■ Set problem
Search the records for the word "учащихся" and pick out every line that has it.

(Data excerpts)

** Begin **

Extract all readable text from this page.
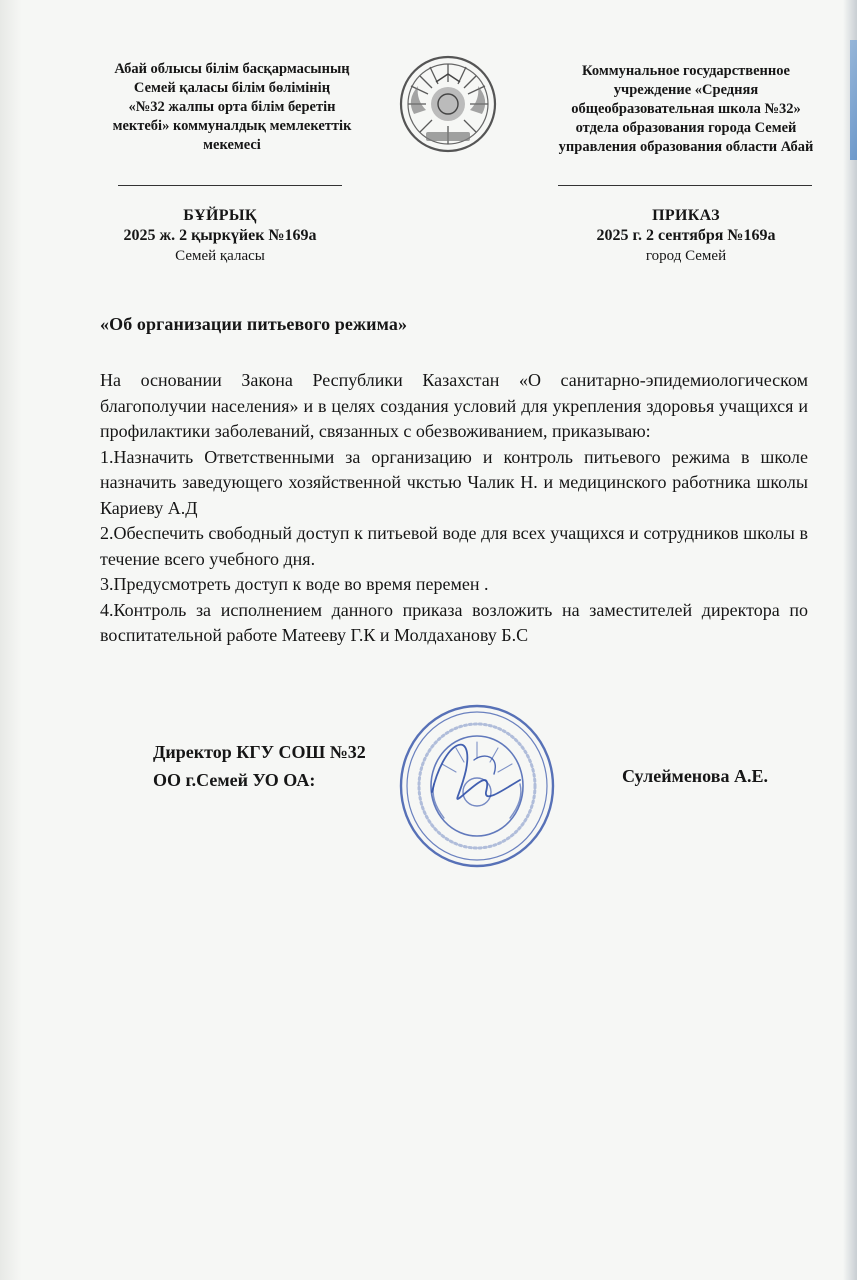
Абай облысы білім басқармасының
Семей қаласы білім бөлімінің
«№32 жалпы орта білім беретін
мектебі» коммуналдық мемлекеттік
мекемесі
Коммунальное государственное
учреждение «Средняя
общеобразовательная школа №32»
отдела образования города Семей
управления образования области Абай
БҰЙРЫҚ
2025 ж. 2 қыркүйек №169а
Семей қаласы
ПРИКАЗ
2025 г. 2 сентября №169а
город Семей
«Об организации питьевого режима»

На основании Закона Республики Казахстан «О санитарно-эпидемиологическом благополучии населения» и в целях создания условий для укрепления здоровья учащихся и профилактики заболеваний, связанных с обезвоживанием, приказываю:

1.Назначить Ответственными за организацию и контроль питьевого режима в школе назначить заведующего хозяйственной чкстью Чалик Н. и медицинского работника школы Кариеву А.Д

2.Обеспечить свободный доступ к питьевой воде для всех учащихся и сотрудников школы в течение всего учебного дня.

3.Предусмотреть доступ к воде во время перемен .

4.Контроль за исполнением данного приказа возложить на заместителей директора по воспитательной работе Матееву Г.К и Молдаханову Б.С

Директор КГУ СОШ №32
ОО г.Семей УО ОА:	Сулейменова А.Е.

** End **

■ Worked answer
На основании Закона Республики Казахстан «О санитарно-эпидемиологическом благополучии населения» и в целях создания условий для укрепления здоровья учащихся и профилактики заболеваний, связанных с обезвоживанием, приказываю:
2.Обеспечить свободный доступ к питьевой воде для всех учащихся и сотрудников школы в течение всего учебного дня.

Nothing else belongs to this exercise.